In full and without alteration, give the listing again.

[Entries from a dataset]
..........

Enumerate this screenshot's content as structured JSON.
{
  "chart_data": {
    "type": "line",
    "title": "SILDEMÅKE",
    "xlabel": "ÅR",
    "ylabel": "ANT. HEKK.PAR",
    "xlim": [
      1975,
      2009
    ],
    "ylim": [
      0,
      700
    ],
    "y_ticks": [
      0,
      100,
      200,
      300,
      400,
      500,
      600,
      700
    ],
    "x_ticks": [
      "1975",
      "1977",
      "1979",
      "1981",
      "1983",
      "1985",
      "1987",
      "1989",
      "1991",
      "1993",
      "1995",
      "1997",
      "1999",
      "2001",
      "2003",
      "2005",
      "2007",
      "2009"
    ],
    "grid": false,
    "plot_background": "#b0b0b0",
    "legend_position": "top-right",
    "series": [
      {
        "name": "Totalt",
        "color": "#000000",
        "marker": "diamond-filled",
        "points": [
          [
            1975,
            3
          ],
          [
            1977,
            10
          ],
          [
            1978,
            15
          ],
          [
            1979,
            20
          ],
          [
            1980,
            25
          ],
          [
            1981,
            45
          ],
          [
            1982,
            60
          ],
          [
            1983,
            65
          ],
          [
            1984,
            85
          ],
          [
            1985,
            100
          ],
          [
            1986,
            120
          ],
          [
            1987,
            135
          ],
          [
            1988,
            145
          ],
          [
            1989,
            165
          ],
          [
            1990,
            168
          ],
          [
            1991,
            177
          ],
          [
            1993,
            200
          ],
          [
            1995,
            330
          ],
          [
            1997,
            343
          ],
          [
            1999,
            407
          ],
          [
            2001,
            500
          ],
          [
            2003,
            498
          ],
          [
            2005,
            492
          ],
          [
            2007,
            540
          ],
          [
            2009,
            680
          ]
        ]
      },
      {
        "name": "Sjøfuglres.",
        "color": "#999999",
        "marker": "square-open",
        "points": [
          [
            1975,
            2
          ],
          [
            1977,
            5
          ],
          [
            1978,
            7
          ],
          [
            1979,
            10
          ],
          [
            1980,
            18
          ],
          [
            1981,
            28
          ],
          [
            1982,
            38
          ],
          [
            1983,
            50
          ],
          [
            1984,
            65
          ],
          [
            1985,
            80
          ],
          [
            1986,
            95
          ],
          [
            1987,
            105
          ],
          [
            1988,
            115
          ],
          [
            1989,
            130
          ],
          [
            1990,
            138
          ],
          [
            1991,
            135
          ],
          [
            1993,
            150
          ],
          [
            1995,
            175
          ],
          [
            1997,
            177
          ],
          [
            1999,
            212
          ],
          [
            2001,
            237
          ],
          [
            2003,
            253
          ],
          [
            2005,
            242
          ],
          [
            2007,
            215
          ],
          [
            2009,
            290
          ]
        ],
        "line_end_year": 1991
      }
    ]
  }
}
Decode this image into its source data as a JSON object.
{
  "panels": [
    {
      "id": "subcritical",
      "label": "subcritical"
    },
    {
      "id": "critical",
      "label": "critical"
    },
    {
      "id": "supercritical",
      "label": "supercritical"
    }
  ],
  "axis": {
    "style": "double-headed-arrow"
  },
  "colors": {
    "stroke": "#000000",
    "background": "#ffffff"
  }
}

..........

▶ _Exercise solution_:
Enumerate this screenshot's content as structured JSON.
{
  "chart_data": {
    "type": "line",
    "title": "SILDEMÅKE",
    "xlabel": "ÅR",
    "ylabel": "ANT. HEKK.PAR",
    "xlim": [
      1975,
      2009
    ],
    "ylim": [
      0,
      700
    ],
    "y_ticks": [
      0,
      100,
      200,
      300,
      400,
      500,
      600,
      700
    ],
    "x_ticks": [
      "1975",
      "1977",
      "1979",
      "1981",
      "1983",
      "1985",
      "1987",
      "1989",
      "1991",
      "1993",
      "1995",
      "1997",
      "1999",
      "2001",
      "2003",
      "2005",
      "2007",
      "2009"
    ],
    "grid": false,
    "plot_background": "#b0b0b0",
    "legend_position": "top-right",
    "series": [
      {
        "name": "Totalt",
        "color": "#000000",
        "marker": "diamond-filled",
        "points": [
          [
            1975,
            3
          ],
          [
            1977,
            10
          ],
          [
            1978,
            15
          ],
          [
            1979,
            20
          ],
          [
            1980,
            25
          ],
          [
            1981,
            45
          ],
          [
            1982,
            60
          ],
          [
            1983,
            65
          ],
          [
            1984,
            85
          ],
          [
            1985,
            100
          ],
          [
            1986,
            120
          ],
          [
            1987,
            135
          ],
          [
            1988,
            145
          ],
          [
            1989,
            165
          ],
          [
            1990,
            168
          ],
          [
            1991,
            177
          ],
          [
            1993,
            200
          ],
          [
            1995,
            330
          ],
          [
            1997,
            343
          ],
          [
            1999,
            407
          ],
          [
            2001,
            500
          ],
          [
            2003,
            498
          ],
          [
            2005,
            492
          ],
          [
            2007,
            540
          ],
          [
            2009,
            680
          ]
        ]
      },
      {
        "name": "Sjøfuglres.",
        "color": "#999999",
        "marker": "square-open",
        "points": [
          [
            1975,
            2
          ],
          [
            1977,
            5
          ],
          [
            1978,
            7
          ],
          [
            1979,
            10
          ],
          [
            1980,
            18
          ],
          [
            1981,
            28
          ],
          [
            1982,
            38
          ],
          [
            1983,
            50
          ],
          [
            1984,
            65
          ],
          [
            1985,
            80
          ],
          [
            1986,
            95
          ],
          [
            1987,
            105
          ],
          [
            1988,
            115
          ],
          [
            1989,
            130
          ],
          [
            1990,
            138
          ],
          [
            1991,
            135
          ],
          [
            1993,
            150
          ],
          [
            1995,
            175
          ],
          [
            1997,
            177
          ],
          [
            1999,
            212
          ],
          [
            2001,
            237
          ],
          [
            2003,
            253
          ],
          [
            2005,
            242
          ],
          [
            2007,
            215
          ],
          [
            2009,
            290
          ]
        ],
        "line_end_year": 1991
      }
    ]
  }
}
Decode this image into its source data as a JSON object.
{
  "panels": [
    {
      "id": "subcritical",
      "label": "subcritical"
    },
    {
      "id": "critical",
      "label": "critical"
    },
    {
      "id": "supercritical",
      "label": "supercritical"
    }
  ],
  "axis": {
    "style": "double-headed-arrow"
  },
  "colors": {
    "stroke": "#000000",
    "background": "#ffffff"
  }
}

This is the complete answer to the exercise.